Exercise
Reproduce every line of the material below, but drop the pictures.

Dataset records
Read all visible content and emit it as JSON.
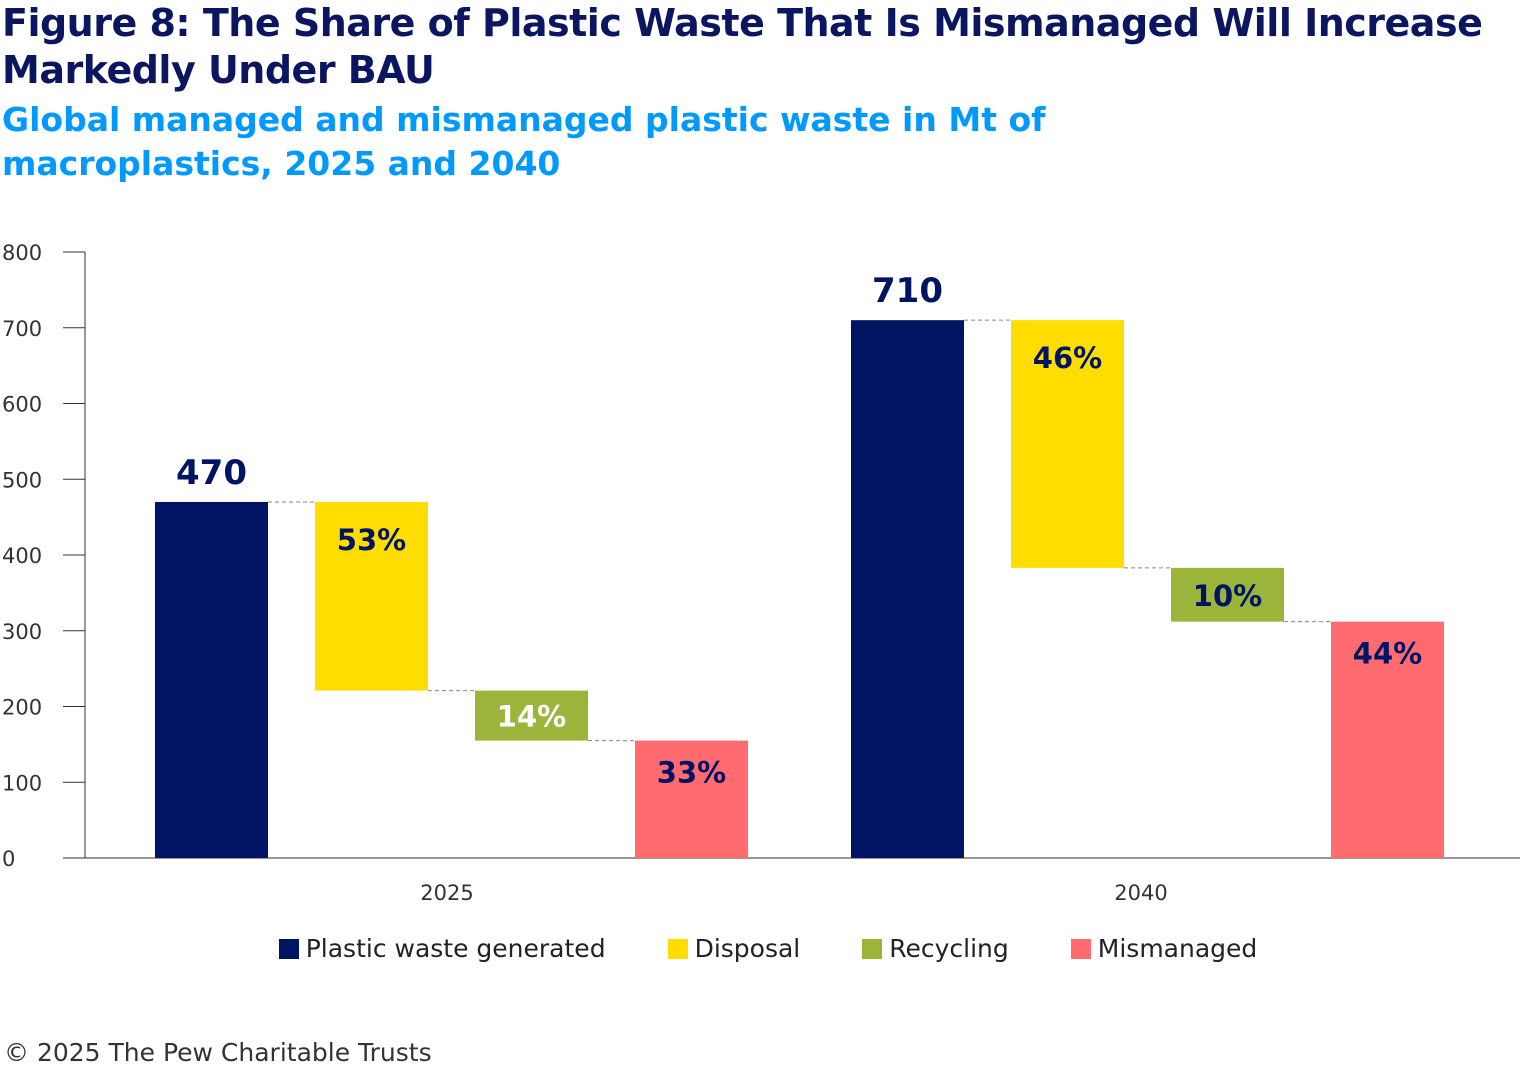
{
  "title": "Figure 8: The Share of Plastic Waste That Is Mismanaged Will Increase Markedly Under BAU",
  "subtitle": "Global managed and mismanaged plastic waste in Mt of macroplastics, 2025 and 2040",
  "footer": "© 2025 The Pew Charitable Trusts",
  "chart_data": {
    "type": "bar",
    "subtype": "waterfall",
    "categories": [
      "2025",
      "2040"
    ],
    "ylim": [
      0,
      800
    ],
    "yticks": [
      "0",
      "100",
      "200",
      "300",
      "400",
      "500",
      "600",
      "700",
      "800"
    ],
    "grid": false,
    "legend_position": "bottom",
    "series": [
      {
        "name": "Plastic waste generated",
        "color": "#001464",
        "values": [
          470,
          710
        ],
        "labels": [
          "470",
          "710"
        ],
        "label_color": "#001464"
      },
      {
        "name": "Disposal",
        "color": "#FFDD00",
        "values": [
          249,
          327
        ],
        "labels": [
          "53%",
          "46%"
        ],
        "label_color": "#001464"
      },
      {
        "name": "Recycling",
        "color": "#9BB53A",
        "values": [
          66,
          71
        ],
        "labels": [
          "14%",
          "10%"
        ],
        "label_color": [
          "#ffffff",
          "#001464"
        ]
      },
      {
        "name": "Mismanaged",
        "color": "#FF6B6E",
        "values": [
          155,
          312
        ],
        "labels": [
          "33%",
          "44%"
        ],
        "label_color": "#001464"
      }
    ]
  }
}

Exercise response
Read all visible content and emit it as JSON.
{
  "title": "Figure 8: The Share of Plastic Waste That Is Mismanaged Will Increase Markedly Under BAU",
  "subtitle": "Global managed and mismanaged plastic waste in Mt of macroplastics, 2025 and 2040",
  "footer": "© 2025 The Pew Charitable Trusts",
  "chart_data": {
    "type": "bar",
    "subtype": "waterfall",
    "categories": [
      "2025",
      "2040"
    ],
    "ylim": [
      0,
      800
    ],
    "yticks": [
      "0",
      "100",
      "200",
      "300",
      "400",
      "500",
      "600",
      "700",
      "800"
    ],
    "grid": false,
    "legend_position": "bottom",
    "series": [
      {
        "name": "Plastic waste generated",
        "color": "#001464",
        "values": [
          470,
          710
        ],
        "labels": [
          "470",
          "710"
        ],
        "label_color": "#001464"
      },
      {
        "name": "Disposal",
        "color": "#FFDD00",
        "values": [
          249,
          327
        ],
        "labels": [
          "53%",
          "46%"
        ],
        "label_color": "#001464"
      },
      {
        "name": "Recycling",
        "color": "#9BB53A",
        "values": [
          66,
          71
        ],
        "labels": [
          "14%",
          "10%"
        ],
        "label_color": [
          "#ffffff",
          "#001464"
        ]
      },
      {
        "name": "Mismanaged",
        "color": "#FF6B6E",
        "values": [
          155,
          312
        ],
        "labels": [
          "33%",
          "44%"
        ],
        "label_color": "#001464"
      }
    ]
  }
}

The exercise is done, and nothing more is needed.